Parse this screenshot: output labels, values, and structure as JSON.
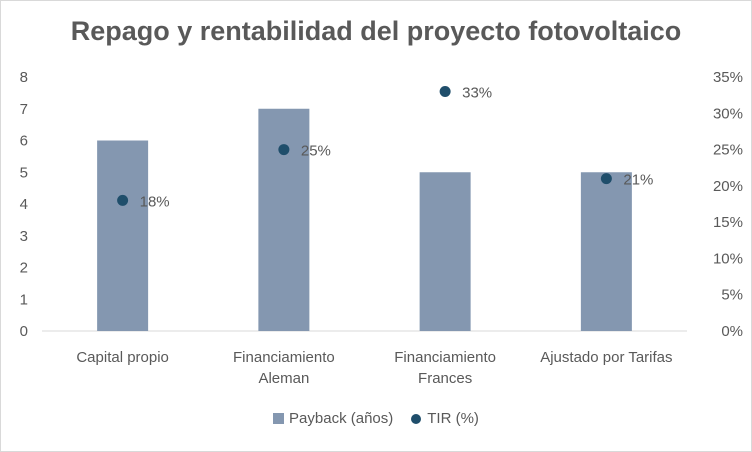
{
  "chart_data": {
    "type": "bar",
    "title": "Repago y rentabilidad del proyecto fotovoltaico",
    "categories": [
      [
        "Capital propio"
      ],
      [
        "Financiamiento",
        "Aleman"
      ],
      [
        "Financiamiento",
        "Frances"
      ],
      [
        "Ajustado por Tarifas"
      ]
    ],
    "series": [
      {
        "name": "Payback (años)",
        "type": "bar",
        "axis": "left",
        "values": [
          6,
          7,
          5,
          5
        ],
        "color": "#8497b0"
      },
      {
        "name": "TIR (%)",
        "type": "scatter",
        "axis": "right",
        "values": [
          18,
          25,
          33,
          21
        ],
        "labels": [
          "18%",
          "25%",
          "33%",
          "21%"
        ],
        "color": "#1f4e6b"
      }
    ],
    "left_axis": {
      "min": 0,
      "max": 8,
      "step": 1,
      "ticks": [
        "0",
        "1",
        "2",
        "3",
        "4",
        "5",
        "6",
        "7",
        "8"
      ]
    },
    "right_axis": {
      "min": 0,
      "max": 35,
      "step": 5,
      "ticks": [
        "0%",
        "5%",
        "10%",
        "15%",
        "20%",
        "25%",
        "30%",
        "35%"
      ]
    },
    "grid": false,
    "legend_position": "bottom"
  }
}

• • • • •

### Written task
In the records above, find the lines containing "labels" and copy them.

### Solution to this problem
Parse this screenshot: output labels, values, and structure as JSON.
        "labels": [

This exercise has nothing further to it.